- **Work to do**:
Skip the pictures. Repeat everything else in the records word for word.

== Dataset excerpts ==

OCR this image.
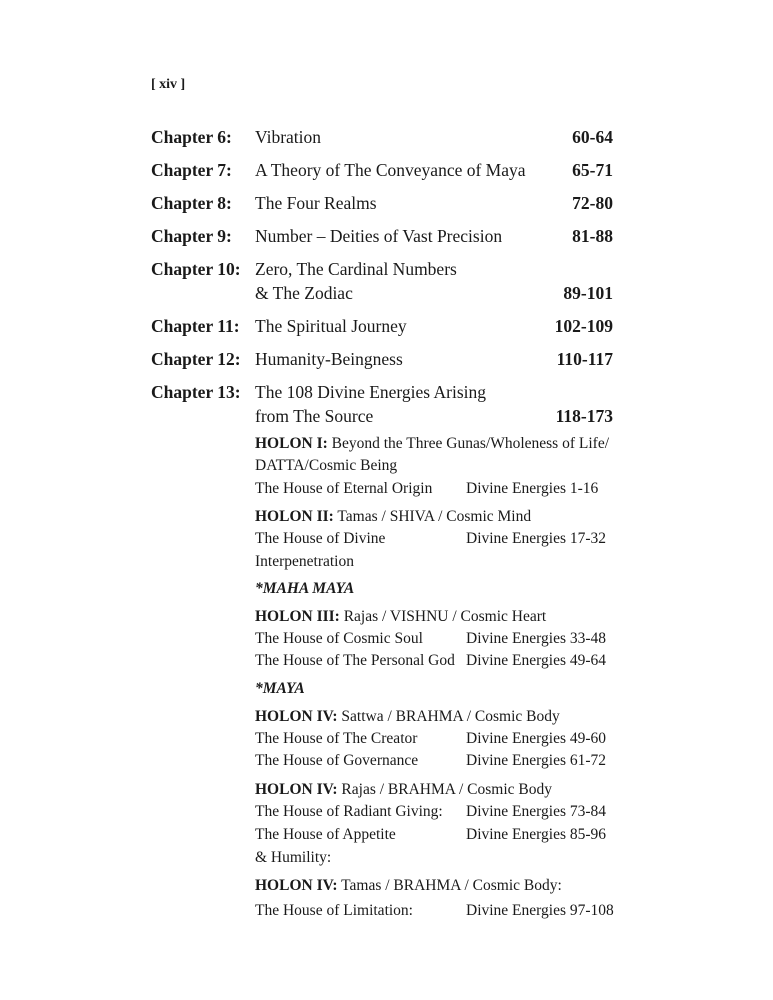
[ xiv ]
Chapter 6: Vibration	60-64
Chapter 7: A Theory of The Conveyance of Maya	65-71
Chapter 8: The Four Realms	72-80
Chapter 9: Number – Deities of Vast Precision	81-88
Chapter 10: Zero, The Cardinal Numbers
& The Zodiac	89-101
Chapter 11: The Spiritual Journey	102-109
Chapter 12: Humanity-Beingness	110-117
Chapter 13: The 108 Divine Energies Arising
from The Source	118-173
HOLON I: Beyond the Three Gunas/Wholeness of Life/
DATTA/Cosmic Being
The House of Eternal Origin Divine Energies 1-16
HOLON II: Tamas / SHIVA / Cosmic Mind
The House of Divine	Divine Energies 17-32
Interpenetration
*MAHA MAYA
HOLON III: Rajas / VISHNU / Cosmic Heart
The House of Cosmic Soul	Divine Energies 33-48
The House of The Personal God Divine Energies 49-64
*MAYA
HOLON IV: Sattwa / BRAHMA / Cosmic Body
The House of The Creator	Divine Energies 49-60
The House of Governance	Divine Energies 61-72
HOLON IV: Rajas / BRAHMA / Cosmic Body
The House of Radiant Giving: Divine Energies 73-84
The House of Appetite	Divine Energies 85-96
& Humility:
HOLON IV: Tamas / BRAHMA / Cosmic Body:
The House of Limitation:	Divine Energies 97-108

===

- **Finished exercise**:
OCR this image.
[ xiv ]
Chapter 6: Vibration	60-64
Chapter 7: A Theory of The Conveyance of Maya	65-71
Chapter 8: The Four Realms	72-80
Chapter 9: Number – Deities of Vast Precision	81-88
Chapter 10: Zero, The Cardinal Numbers
& The Zodiac	89-101
Chapter 11: The Spiritual Journey	102-109
Chapter 12: Humanity-Beingness	110-117
Chapter 13: The 108 Divine Energies Arising
from The Source	118-173
HOLON I: Beyond the Three Gunas/Wholeness of Life/
DATTA/Cosmic Being
The House of Eternal Origin Divine Energies 1-16
HOLON II: Tamas / SHIVA / Cosmic Mind
The House of Divine	Divine Energies 17-32
Interpenetration
*MAHA MAYA
HOLON III: Rajas / VISHNU / Cosmic Heart
The House of Cosmic Soul	Divine Energies 33-48
The House of The Personal God Divine Energies 49-64
*MAYA
HOLON IV: Sattwa / BRAHMA / Cosmic Body
The House of The Creator	Divine Energies 49-60
The House of Governance	Divine Energies 61-72
HOLON IV: Rajas / BRAHMA / Cosmic Body
The House of Radiant Giving: Divine Energies 73-84
The House of Appetite	Divine Energies 85-96
& Humility:
HOLON IV: Tamas / BRAHMA / Cosmic Body:
The House of Limitation:	Divine Energies 97-108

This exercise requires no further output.